What the task asks: Copy out the lines that have "nuḻaiccal" in them.

### Records shown ###

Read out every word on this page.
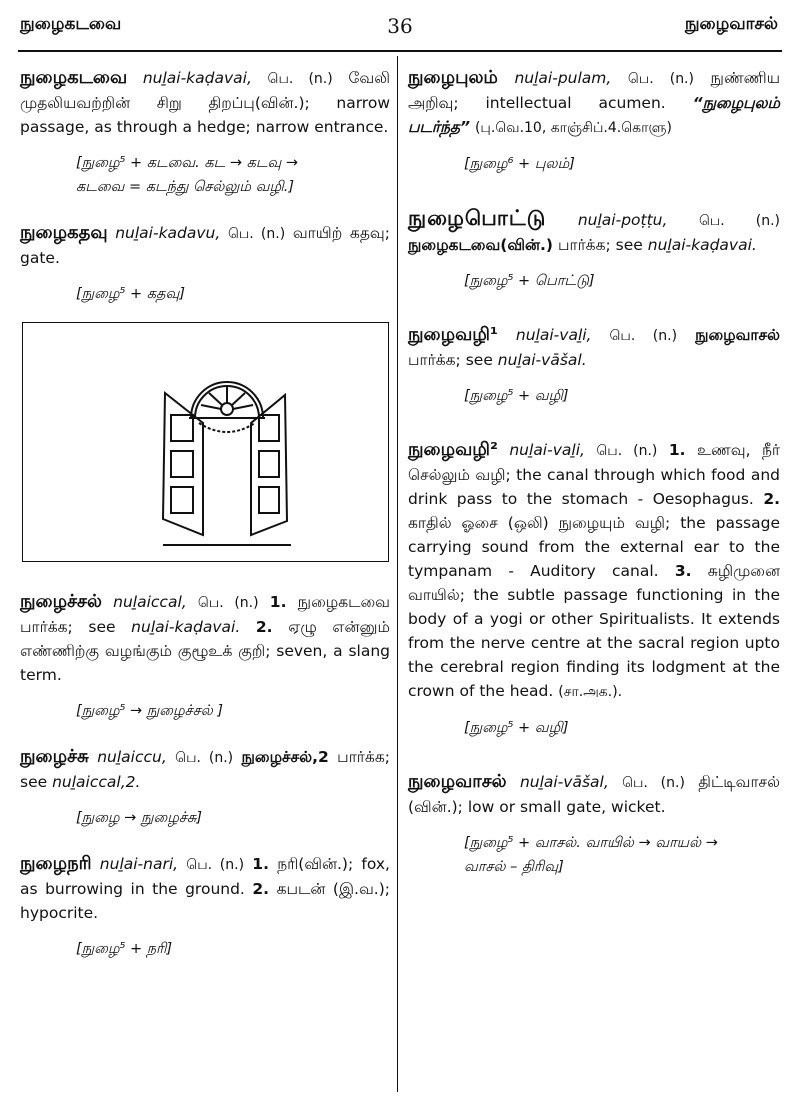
நுழைகடவை	36	நுழைவாசல்
நுழைகடவை nuḻai-kaḍavai, பெ. (n.) வேலி முதலியவற்றின் சிறு திறப்பு(வின்.); narrow passage, as through a hedge; narrow entrance.
[நுழை⁵ + கடவை. கட → கடவு →
கடவை = கடந்து செல்லும் வழி.]
நுழைகதவு nuḻai-kadavu, பெ. (n.) வாயிற் கதவு; gate.
[நுழை⁵ + கதவு]
நுழைச்சல் nuḻaiccal, பெ. (n.) 1. நுழைகடவை பார்க்க; see nuḻai-kaḍavai. 2. ஏழு என்னும் எண்ணிற்கு வழங்கும் குழூஉக் குறி; seven, a slang term.
[நுழை⁵ → நுழைச்சல் ]
நுழைச்சு nuḻaiccu, பெ. (n.) நுழைச்சல்,2 பார்க்க; see nuḻaiccal,2.
[நுழை → நுழைச்சு]
நுழைநரி nuḻai-nari, பெ. (n.) 1. நரி(வின்.); fox, as burrowing in the ground. 2. கபடன் (இ.வ.); hypocrite.
[நுழை⁵ + நரி]
நுழைபுலம் nuḻai-pulam, பெ. (n.) நுண்ணிய அறிவு; intellectual acumen. “நுழைபுலம் படர்ந்த” (பு.வெ.10, காஞ்சிப்.4.கொளு)
[நுழை⁶ + புலம்]
நுழைபொட்டு nuḻai-poṭṭu, பெ. (n.) நுழைகடவை(வின்.) பார்க்க; see nuḻai-kaḍavai.
[நுழை⁵ + பொட்டு]
நுழைவழி¹ nuḻai-vaḻi, பெ. (n.) நுழைவாசல் பார்க்க; see nuḻai-vāšal.
[நுழை⁵ + வழி]
நுழைவழி² nuḻai-vaḻi, பெ. (n.) 1. உணவு, நீர் செல்லும் வழி; the canal through which food and drink pass to the stomach - Oesophagus. 2. காதில் ஓசை (ஒலி) நுழையும் வழி; the passage carrying sound from the external ear to the tympanam - Auditory canal. 3. சுழிமுனை வாயில்; the subtle passage functioning in the body of a yogi or other Spiritualists. It extends from the nerve centre at the sacral region upto the cerebral region finding its lodgment at the crown of the head. (சா.அக.).
[நுழை⁵ + வழி]
நுழைவாசல் nuḻai-vāšal, பெ. (n.) திட்டிவாசல் (வின்.); low or small gate, wicket.
[நுழை⁵ + வாசல். வாயில் → வாயல் →
வாசல் – திரிவு]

###

Final result:
நுழைச்சல் nuḻaiccal, பெ. (n.) 1. நுழைகடவை பார்க்க; see nuḻai-kaḍavai. 2. ஏழு என்னும் எண்ணிற்கு வழங்கும் குழூஉக் குறி; seven, a slang term.
நுழைச்சு nuḻaiccu, பெ. (n.) நுழைச்சல்,2 பார்க்க; see nuḻaiccal,2.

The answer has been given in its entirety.